Has globalization increased business cycle synchronization?

By Eric Monnet and Damien Puy

As the world economic growth is experiencing its first synchronized recovery since the 2007-2008 financial crisis, it is time to investigate again the links between business cycle synchronization and financial openness. Would decreasing international capital movements attenuate co-movements between national cycles? An historical perspective on the matter shows that, contrary to the common wisdom, the periods of lower global financial integration were not associated with lower business cycle synchronization.

At the IMF Spring meetings (April 20-22), policy makers will discuss recent forecasts pointing towards the first synchronous global recovery since 2010, even if updates are not upward everywhere. At the same time, prospects about the future of financial globalization are still a matter of debates, few years after the Great Financial Crisis. It is likely to spur new discussions on the links between financial openness and business cycles synchronisation at the world level (IMF, 2013). What can we expect from post-financial crisis globalized economies? In a recent paper (Monnet and Puy, 2016) we shed an historical perspective on the matter, using new quarterly data from the IMF archives since 1950. First, contrary to the common wisdom, we find that the Bretton Woods era (when international capital flows were limited) was not a period of low co-movement compared to the period between 1984 and 2006, which saw a massive rise in both trade and financial globalization. Thus, a low level of financial integration does not imply, per se, a low level of co-movement at the world level. Second, we find a negative link between financial openness and the correlation of a country’s cycle with the world business cycle – contrary to trade openness -, although the sign is reversed when the global financial crisis hit (i.e after 2007). Absent a global financial shock, and for a given country, a higher level of financial openness implies a lower level of business cycle synchronization.

◇ ◇ ◇

• _Written instruction A_:
Quote the records verbatim, from their first line through the line holding "date-label: Dato — [654, 372, 672, 382]", inclusive.

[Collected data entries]
◇ ◇ ◇

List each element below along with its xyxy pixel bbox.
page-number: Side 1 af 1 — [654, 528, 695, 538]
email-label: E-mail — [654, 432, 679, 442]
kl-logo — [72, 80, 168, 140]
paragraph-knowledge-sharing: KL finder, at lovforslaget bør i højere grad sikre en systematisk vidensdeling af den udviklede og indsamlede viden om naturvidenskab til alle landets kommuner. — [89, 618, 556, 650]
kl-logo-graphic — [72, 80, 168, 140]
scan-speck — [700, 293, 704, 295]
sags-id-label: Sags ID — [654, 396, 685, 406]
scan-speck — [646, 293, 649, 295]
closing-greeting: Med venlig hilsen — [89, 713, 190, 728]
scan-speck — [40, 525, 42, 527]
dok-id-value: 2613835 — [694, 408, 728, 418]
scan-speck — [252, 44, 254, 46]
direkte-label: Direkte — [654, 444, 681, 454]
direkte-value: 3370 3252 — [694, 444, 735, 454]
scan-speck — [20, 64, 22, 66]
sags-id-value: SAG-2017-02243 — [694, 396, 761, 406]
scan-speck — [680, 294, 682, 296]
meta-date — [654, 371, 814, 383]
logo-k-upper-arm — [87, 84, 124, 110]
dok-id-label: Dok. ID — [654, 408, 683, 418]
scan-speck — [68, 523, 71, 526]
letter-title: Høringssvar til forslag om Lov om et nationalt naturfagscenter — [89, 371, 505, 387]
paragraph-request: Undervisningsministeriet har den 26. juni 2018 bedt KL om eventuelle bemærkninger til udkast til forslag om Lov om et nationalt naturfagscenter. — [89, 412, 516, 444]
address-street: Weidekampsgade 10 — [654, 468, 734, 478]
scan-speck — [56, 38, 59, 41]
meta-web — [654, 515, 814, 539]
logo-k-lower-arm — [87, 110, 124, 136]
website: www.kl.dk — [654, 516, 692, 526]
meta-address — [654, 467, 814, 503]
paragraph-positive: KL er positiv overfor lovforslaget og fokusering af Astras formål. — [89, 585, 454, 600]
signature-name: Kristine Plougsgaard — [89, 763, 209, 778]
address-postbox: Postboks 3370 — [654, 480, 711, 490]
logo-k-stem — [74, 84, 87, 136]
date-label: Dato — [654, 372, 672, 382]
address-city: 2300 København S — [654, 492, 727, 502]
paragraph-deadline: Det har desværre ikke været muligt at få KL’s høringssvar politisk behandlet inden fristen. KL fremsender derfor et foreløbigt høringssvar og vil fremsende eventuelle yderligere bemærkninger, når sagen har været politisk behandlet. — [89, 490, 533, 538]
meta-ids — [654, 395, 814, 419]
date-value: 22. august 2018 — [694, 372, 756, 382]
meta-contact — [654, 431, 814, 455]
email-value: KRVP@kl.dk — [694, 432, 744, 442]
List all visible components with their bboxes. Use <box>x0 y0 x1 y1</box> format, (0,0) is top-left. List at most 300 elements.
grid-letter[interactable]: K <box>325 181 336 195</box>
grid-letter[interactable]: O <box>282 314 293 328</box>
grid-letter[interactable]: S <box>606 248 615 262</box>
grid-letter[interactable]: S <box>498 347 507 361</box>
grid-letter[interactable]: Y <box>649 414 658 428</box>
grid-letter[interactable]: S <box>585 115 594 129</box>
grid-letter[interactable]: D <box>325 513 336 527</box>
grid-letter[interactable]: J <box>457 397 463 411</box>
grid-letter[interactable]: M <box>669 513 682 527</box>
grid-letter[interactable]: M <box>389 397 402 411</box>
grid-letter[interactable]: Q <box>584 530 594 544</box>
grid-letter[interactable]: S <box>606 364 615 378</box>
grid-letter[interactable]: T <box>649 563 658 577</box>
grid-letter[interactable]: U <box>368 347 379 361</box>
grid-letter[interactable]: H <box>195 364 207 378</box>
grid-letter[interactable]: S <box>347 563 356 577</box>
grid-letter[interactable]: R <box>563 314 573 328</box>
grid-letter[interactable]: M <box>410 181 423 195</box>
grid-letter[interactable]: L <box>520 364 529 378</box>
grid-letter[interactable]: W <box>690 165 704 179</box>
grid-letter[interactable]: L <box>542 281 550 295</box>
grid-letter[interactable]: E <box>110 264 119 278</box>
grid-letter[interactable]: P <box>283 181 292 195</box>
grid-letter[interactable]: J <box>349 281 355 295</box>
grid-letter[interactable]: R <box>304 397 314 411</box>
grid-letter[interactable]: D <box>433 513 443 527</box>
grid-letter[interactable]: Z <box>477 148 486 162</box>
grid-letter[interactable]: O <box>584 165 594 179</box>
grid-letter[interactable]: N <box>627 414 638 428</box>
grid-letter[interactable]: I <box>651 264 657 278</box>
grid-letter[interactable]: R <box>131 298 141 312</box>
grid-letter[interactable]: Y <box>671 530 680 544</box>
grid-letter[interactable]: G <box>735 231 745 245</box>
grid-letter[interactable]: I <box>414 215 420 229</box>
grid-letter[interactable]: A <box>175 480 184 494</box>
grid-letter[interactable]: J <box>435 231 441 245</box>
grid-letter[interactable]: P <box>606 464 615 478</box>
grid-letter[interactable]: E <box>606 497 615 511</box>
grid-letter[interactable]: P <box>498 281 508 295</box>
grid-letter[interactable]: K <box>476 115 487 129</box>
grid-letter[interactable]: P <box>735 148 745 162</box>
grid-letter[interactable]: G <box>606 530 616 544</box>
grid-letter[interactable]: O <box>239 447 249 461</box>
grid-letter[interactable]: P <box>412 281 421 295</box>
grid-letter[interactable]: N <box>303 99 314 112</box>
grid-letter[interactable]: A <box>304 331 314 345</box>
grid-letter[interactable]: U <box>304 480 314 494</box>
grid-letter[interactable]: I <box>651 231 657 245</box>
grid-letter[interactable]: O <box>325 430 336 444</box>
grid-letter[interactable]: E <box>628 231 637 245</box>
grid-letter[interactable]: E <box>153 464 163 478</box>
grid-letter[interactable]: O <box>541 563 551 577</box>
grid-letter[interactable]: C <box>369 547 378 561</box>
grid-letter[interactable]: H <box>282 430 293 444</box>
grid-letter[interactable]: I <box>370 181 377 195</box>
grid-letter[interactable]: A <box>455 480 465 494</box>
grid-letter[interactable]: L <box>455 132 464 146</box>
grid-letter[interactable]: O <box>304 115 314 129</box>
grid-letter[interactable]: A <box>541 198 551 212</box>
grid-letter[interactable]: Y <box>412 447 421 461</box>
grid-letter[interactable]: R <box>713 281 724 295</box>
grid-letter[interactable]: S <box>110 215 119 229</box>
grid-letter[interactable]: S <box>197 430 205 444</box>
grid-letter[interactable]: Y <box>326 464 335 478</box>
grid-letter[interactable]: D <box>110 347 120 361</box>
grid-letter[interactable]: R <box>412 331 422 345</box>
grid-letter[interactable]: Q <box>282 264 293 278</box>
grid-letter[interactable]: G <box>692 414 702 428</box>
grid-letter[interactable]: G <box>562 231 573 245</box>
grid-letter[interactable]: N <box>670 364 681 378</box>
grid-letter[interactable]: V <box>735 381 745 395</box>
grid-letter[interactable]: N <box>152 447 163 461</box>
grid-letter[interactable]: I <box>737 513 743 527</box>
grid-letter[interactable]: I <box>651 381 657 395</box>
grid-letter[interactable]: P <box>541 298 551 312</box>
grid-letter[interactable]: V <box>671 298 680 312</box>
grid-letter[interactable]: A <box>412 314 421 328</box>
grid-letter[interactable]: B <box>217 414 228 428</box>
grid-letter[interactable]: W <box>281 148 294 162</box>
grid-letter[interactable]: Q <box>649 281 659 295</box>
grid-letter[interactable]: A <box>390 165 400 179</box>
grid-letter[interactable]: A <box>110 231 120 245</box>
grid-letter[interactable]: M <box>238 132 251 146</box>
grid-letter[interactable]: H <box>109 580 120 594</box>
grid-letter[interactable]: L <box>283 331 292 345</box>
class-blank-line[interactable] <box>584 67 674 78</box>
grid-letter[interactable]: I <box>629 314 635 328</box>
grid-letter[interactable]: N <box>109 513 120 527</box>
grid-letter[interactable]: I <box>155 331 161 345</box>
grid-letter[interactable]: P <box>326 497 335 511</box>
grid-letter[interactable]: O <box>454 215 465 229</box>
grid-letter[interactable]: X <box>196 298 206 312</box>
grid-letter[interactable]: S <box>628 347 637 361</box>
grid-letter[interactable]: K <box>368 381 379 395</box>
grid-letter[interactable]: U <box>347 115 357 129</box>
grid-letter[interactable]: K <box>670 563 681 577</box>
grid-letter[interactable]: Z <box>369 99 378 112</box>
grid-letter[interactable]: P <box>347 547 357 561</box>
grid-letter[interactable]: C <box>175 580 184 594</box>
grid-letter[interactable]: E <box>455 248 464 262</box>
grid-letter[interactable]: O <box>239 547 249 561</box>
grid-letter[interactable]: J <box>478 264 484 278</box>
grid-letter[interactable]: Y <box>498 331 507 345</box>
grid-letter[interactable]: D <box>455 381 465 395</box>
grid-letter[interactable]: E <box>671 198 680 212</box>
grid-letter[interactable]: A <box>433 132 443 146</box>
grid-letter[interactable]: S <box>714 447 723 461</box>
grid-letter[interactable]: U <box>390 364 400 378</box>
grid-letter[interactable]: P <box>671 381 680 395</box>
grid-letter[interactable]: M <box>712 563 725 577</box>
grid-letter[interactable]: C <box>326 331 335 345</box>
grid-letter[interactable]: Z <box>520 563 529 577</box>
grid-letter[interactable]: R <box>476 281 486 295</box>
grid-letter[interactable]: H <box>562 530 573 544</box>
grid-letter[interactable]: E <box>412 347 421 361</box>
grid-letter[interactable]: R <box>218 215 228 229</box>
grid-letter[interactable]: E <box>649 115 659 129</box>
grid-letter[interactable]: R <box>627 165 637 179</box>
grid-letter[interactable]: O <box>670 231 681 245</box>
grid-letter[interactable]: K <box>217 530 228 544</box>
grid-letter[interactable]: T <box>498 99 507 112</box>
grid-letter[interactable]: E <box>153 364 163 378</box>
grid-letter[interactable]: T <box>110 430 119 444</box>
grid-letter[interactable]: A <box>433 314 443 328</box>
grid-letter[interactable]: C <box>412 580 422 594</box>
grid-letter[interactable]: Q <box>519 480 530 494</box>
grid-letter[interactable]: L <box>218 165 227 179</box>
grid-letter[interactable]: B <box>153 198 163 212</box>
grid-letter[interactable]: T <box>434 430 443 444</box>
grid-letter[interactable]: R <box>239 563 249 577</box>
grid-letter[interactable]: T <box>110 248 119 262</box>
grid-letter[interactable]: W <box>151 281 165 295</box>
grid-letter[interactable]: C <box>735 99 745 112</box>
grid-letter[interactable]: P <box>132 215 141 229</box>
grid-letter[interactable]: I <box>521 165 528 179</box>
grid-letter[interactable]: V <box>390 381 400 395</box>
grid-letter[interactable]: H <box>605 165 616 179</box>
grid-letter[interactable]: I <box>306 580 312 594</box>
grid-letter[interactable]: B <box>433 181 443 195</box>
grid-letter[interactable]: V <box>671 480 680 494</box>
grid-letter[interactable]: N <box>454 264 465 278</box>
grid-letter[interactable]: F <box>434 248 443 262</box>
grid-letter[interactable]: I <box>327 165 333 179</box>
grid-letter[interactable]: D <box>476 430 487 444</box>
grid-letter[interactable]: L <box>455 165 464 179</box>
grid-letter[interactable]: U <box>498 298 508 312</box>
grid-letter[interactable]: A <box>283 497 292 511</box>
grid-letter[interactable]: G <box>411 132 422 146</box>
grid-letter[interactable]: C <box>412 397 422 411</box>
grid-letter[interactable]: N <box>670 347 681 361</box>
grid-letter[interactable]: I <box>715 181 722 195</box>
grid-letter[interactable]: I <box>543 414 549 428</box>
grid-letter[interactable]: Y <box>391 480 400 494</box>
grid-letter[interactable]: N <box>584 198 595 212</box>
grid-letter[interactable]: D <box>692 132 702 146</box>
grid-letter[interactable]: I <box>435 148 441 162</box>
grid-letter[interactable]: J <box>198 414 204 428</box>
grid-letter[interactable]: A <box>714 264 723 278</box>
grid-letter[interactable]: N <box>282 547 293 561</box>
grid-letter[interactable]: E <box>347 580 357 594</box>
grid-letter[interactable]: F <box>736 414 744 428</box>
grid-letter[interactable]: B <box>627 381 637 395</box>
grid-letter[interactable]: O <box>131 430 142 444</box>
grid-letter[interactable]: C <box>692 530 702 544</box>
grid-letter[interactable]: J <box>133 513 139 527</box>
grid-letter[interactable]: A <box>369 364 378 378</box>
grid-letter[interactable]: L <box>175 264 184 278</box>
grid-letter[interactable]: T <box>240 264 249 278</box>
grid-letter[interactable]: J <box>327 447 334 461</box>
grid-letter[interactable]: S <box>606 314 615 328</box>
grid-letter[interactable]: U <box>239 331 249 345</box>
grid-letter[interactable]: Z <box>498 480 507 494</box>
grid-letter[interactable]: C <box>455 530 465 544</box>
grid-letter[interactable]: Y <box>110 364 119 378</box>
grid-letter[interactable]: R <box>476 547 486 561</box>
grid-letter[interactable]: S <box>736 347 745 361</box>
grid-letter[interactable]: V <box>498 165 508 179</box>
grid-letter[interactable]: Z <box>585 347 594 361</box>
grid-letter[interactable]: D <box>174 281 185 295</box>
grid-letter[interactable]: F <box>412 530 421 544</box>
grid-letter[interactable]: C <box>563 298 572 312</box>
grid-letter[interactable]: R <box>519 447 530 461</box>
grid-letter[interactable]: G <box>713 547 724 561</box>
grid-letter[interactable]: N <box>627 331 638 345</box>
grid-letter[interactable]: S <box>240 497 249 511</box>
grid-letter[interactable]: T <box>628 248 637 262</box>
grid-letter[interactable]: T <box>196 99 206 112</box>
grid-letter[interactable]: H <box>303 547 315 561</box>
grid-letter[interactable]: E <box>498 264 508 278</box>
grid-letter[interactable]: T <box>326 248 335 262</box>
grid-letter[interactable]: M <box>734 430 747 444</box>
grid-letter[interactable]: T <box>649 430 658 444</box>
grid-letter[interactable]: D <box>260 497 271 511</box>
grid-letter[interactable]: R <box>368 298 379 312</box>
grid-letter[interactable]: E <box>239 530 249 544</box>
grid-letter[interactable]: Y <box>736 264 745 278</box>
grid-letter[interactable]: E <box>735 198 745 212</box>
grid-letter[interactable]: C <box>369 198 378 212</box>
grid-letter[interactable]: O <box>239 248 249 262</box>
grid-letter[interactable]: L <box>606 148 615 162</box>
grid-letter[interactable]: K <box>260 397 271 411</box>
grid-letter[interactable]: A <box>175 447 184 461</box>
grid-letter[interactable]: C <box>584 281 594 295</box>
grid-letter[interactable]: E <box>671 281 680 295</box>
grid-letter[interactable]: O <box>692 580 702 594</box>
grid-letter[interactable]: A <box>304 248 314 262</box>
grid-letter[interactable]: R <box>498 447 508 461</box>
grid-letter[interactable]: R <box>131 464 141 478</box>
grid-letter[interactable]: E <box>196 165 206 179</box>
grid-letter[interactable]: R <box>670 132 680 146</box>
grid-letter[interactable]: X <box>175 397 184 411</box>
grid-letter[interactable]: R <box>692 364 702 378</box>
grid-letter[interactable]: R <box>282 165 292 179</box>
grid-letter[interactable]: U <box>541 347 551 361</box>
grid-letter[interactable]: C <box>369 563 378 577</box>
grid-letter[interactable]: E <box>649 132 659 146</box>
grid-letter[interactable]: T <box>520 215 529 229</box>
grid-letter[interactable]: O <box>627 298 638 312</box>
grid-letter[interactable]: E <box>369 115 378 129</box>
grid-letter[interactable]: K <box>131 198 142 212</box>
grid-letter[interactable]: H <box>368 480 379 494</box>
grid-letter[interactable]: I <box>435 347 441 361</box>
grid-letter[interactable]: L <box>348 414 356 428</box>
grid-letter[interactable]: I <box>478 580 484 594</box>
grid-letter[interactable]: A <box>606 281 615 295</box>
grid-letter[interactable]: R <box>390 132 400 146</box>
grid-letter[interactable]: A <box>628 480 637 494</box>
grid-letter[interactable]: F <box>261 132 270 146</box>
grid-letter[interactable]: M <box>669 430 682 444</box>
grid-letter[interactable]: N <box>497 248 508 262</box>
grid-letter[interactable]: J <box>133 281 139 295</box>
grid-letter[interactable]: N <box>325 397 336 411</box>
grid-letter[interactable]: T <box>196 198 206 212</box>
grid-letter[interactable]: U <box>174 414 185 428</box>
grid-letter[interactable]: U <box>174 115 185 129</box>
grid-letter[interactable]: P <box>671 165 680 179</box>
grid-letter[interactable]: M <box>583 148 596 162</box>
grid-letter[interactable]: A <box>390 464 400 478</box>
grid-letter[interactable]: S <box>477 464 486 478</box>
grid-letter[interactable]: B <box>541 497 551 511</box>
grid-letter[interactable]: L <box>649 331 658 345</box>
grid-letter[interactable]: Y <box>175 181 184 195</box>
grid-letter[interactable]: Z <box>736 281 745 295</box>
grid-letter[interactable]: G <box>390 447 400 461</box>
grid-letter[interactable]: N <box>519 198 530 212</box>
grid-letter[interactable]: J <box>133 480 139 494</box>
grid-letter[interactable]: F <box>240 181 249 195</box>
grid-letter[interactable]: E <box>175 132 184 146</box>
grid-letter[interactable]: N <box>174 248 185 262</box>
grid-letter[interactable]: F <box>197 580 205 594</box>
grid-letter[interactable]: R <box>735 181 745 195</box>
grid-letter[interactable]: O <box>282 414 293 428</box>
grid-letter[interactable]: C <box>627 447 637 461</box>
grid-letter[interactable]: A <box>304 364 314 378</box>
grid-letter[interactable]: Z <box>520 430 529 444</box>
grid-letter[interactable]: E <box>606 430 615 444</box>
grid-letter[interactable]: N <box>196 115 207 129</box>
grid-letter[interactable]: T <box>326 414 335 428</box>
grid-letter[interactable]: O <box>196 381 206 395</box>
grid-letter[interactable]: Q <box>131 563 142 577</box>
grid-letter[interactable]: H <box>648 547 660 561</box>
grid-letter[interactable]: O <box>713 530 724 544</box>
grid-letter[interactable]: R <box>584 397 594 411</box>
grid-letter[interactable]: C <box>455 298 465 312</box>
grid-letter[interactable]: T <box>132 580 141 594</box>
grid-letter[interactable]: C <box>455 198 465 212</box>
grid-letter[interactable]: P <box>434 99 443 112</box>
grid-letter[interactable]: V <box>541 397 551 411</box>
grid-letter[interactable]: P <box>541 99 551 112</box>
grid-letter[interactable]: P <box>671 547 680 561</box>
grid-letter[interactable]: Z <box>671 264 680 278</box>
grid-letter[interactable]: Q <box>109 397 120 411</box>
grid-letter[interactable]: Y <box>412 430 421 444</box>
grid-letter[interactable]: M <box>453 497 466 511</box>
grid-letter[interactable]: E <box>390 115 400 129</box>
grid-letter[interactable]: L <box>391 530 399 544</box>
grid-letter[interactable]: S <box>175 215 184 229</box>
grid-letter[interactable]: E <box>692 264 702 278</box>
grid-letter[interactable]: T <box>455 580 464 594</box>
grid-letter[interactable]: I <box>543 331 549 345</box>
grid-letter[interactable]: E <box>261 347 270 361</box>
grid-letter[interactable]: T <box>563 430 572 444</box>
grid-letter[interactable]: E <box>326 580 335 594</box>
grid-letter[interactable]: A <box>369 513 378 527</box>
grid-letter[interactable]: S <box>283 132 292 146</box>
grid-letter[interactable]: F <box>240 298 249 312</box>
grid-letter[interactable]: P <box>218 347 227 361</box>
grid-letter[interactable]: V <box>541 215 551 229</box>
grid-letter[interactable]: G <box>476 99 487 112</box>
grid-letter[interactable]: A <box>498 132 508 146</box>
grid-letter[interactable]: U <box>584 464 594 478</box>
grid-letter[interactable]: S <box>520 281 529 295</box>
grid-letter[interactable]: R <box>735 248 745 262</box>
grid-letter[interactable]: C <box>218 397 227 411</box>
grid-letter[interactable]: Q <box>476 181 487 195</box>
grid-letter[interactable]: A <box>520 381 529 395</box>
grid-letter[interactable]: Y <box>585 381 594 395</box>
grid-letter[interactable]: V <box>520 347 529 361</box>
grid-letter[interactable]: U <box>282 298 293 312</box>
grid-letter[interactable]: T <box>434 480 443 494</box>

◇ ◇ ◇

• _Written instruction B_:
Answer these questions from the text on globalization and business cycle synchronization:
(i) On what dates are the IMF Spring meetings held?
(ii) From what year does the new quarterly data from the IMF archives begin?
(iii) Which period saw a massive rise in both trade and financial globalization?

• _Task solution A_:
List each element below along with its xyxy pixel bbox.
page-number: Side 1 af 1 — [654, 528, 695, 538]
email-label: E-mail — [654, 432, 679, 442]
kl-logo — [72, 80, 168, 140]
paragraph-knowledge-sharing: KL finder, at lovforslaget bør i højere grad sikre en systematisk vidensdeling af den udviklede og indsamlede viden om naturvidenskab til alle landets kommuner. — [89, 618, 556, 650]
kl-logo-graphic — [72, 80, 168, 140]
scan-speck — [700, 293, 704, 295]
sags-id-label: Sags ID — [654, 396, 685, 406]
scan-speck — [646, 293, 649, 295]
closing-greeting: Med venlig hilsen — [89, 713, 190, 728]
scan-speck — [40, 525, 42, 527]
dok-id-value: 2613835 — [694, 408, 728, 418]
scan-speck — [252, 44, 254, 46]
direkte-label: Direkte — [654, 444, 681, 454]
direkte-value: 3370 3252 — [694, 444, 735, 454]
scan-speck — [20, 64, 22, 66]
sags-id-value: SAG-2017-02243 — [694, 396, 761, 406]
scan-speck — [680, 294, 682, 296]
meta-date — [654, 371, 814, 383]
logo-k-upper-arm — [87, 84, 124, 110]
dok-id-label: Dok. ID — [654, 408, 683, 418]
scan-speck — [68, 523, 71, 526]
letter-title: Høringssvar til forslag om Lov om et nationalt naturfagscenter — [89, 371, 505, 387]
paragraph-request: Undervisningsministeriet har den 26. juni 2018 bedt KL om eventuelle bemærkninger til udkast til forslag om Lov om et nationalt naturfagscenter. — [89, 412, 516, 444]
address-street: Weidekampsgade 10 — [654, 468, 734, 478]
scan-speck — [56, 38, 59, 41]
meta-web — [654, 515, 814, 539]
logo-k-lower-arm — [87, 110, 124, 136]
website: www.kl.dk — [654, 516, 692, 526]
meta-address — [654, 467, 814, 503]
paragraph-positive: KL er positiv overfor lovforslaget og fokusering af Astras formål. — [89, 585, 454, 600]
signature-name: Kristine Plougsgaard — [89, 763, 209, 778]
address-postbox: Postboks 3370 — [654, 480, 711, 490]
logo-k-stem — [74, 84, 87, 136]
date-label: Dato — [654, 372, 672, 382]

• _Task solution B_:
(i) April 20-22.
(ii) 1950.
(iii) The period between 1984 and 2006.